**PROBLEM TO WORK ON**
Would you restate, exactly as they appear, the lines from the one containing "What data populates" through the end of the data below?

[Stored data entries]
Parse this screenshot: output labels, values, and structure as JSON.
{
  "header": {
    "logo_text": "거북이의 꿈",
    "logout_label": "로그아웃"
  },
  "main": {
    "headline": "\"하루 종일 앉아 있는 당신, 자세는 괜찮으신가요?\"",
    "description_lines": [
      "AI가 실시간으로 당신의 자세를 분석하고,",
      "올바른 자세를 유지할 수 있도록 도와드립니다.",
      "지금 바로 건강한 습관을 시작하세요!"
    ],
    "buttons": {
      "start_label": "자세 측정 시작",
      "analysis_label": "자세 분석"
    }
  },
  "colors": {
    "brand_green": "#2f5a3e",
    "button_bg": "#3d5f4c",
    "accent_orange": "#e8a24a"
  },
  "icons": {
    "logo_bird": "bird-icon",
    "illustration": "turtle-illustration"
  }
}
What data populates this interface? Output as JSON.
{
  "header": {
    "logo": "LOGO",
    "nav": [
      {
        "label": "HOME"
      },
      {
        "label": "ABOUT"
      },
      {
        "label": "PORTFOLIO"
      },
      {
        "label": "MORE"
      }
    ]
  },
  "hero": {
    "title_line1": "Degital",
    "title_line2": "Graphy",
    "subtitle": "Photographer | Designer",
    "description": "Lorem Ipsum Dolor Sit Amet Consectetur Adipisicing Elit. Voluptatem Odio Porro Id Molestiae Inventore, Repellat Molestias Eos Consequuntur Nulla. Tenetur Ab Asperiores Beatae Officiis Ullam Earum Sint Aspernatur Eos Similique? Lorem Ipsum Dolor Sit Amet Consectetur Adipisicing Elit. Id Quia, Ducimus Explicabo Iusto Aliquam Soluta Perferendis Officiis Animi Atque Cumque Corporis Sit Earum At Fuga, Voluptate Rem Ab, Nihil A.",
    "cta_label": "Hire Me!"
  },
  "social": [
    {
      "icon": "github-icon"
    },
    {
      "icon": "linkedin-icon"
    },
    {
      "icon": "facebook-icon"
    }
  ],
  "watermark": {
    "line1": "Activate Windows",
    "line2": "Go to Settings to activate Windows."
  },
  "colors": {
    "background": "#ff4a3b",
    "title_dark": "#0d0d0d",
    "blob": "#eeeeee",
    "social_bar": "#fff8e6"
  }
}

**RESPONSE BELOW**
What data populates this interface? Output as JSON.
{
  "header": {
    "logo": "LOGO",
    "nav": [
      {
        "label": "HOME"
      },
      {
        "label": "ABOUT"
      },
      {
        "label": "PORTFOLIO"
      },
      {
        "label": "MORE"
      }
    ]
  },
  "hero": {
    "title_line1": "Degital",
    "title_line2": "Graphy",
    "subtitle": "Photographer | Designer",
    "description": "Lorem Ipsum Dolor Sit Amet Consectetur Adipisicing Elit. Voluptatem Odio Porro Id Molestiae Inventore, Repellat Molestias Eos Consequuntur Nulla. Tenetur Ab Asperiores Beatae Officiis Ullam Earum Sint Aspernatur Eos Similique? Lorem Ipsum Dolor Sit Amet Consectetur Adipisicing Elit. Id Quia, Ducimus Explicabo Iusto Aliquam Soluta Perferendis Officiis Animi Atque Cumque Corporis Sit Earum At Fuga, Voluptate Rem Ab, Nihil A.",
    "cta_label": "Hire Me!"
  },
  "social": [
    {
      "icon": "github-icon"
    },
    {
      "icon": "linkedin-icon"
    },
    {
      "icon": "facebook-icon"
    }
  ],
  "watermark": {
    "line1": "Activate Windows",
    "line2": "Go to Settings to activate Windows."
  },
  "colors": {
    "background": "#ff4a3b",
    "title_dark": "#0d0d0d",
    "blob": "#eeeeee",
    "social_bar": "#fff8e6"
  }
}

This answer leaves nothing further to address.